▸ **WHAT YOU WILL DO**:
In the data below, find each line containing the string "label" and return it.

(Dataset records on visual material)
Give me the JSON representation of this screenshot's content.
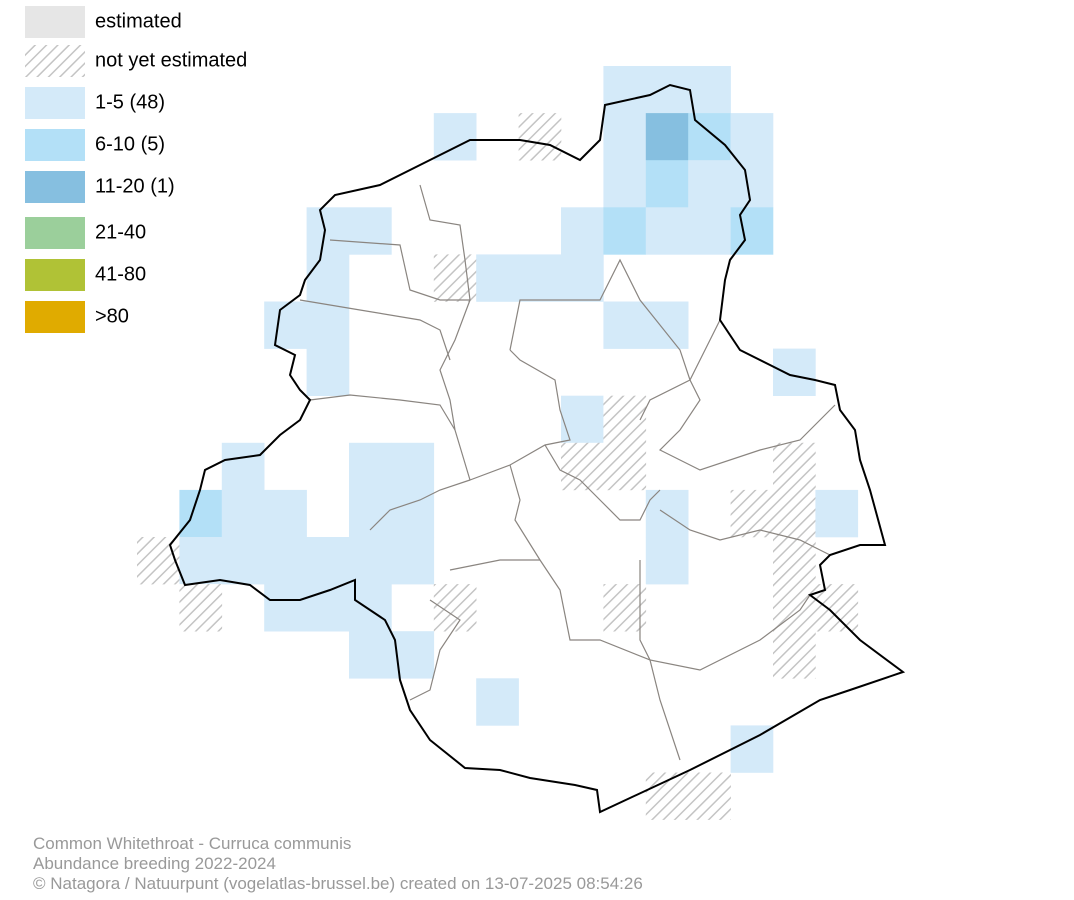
{
  "legend": [
    {
      "label": "estimated",
      "color": "#e6e6e6"
    },
    {
      "label": "not yet estimated"
    },
    {
      "label": "1-5 (48)",
      "color": "#d4eaf9"
    },
    {
      "label": "6-10 (5)",
      "color": "#b3e0f7"
    },
    {
      "label": "11-20 (1)",
      "color": "#86bfe0"
    },
    {
      "label": "21-40",
      "color": "#9bcf9b"
    },
    {
      "label": "41-80",
      "color": "#b0c236"
    },
    {
      "label": ">80",
      "color": "#e0ab00"
    }
  ],
  "footer": [
    "Common Whitethroat - Curruca communis",
    "Abundance breeding 2022-2024",
    "© Natagora / Natuurpunt (vogelatlas-brussel.be) created on 13-07-2025 08:54:26"
  ]
}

▸ **TASK ANSWER**:
      "label": "estimated",
      "label": "not yet estimated"
      "label": "1-5 (48)",
      "label": "6-10 (5)",
      "label": "11-20 (1)",
      "label": "21-40",
      "label": "41-80",
      "label": ">80",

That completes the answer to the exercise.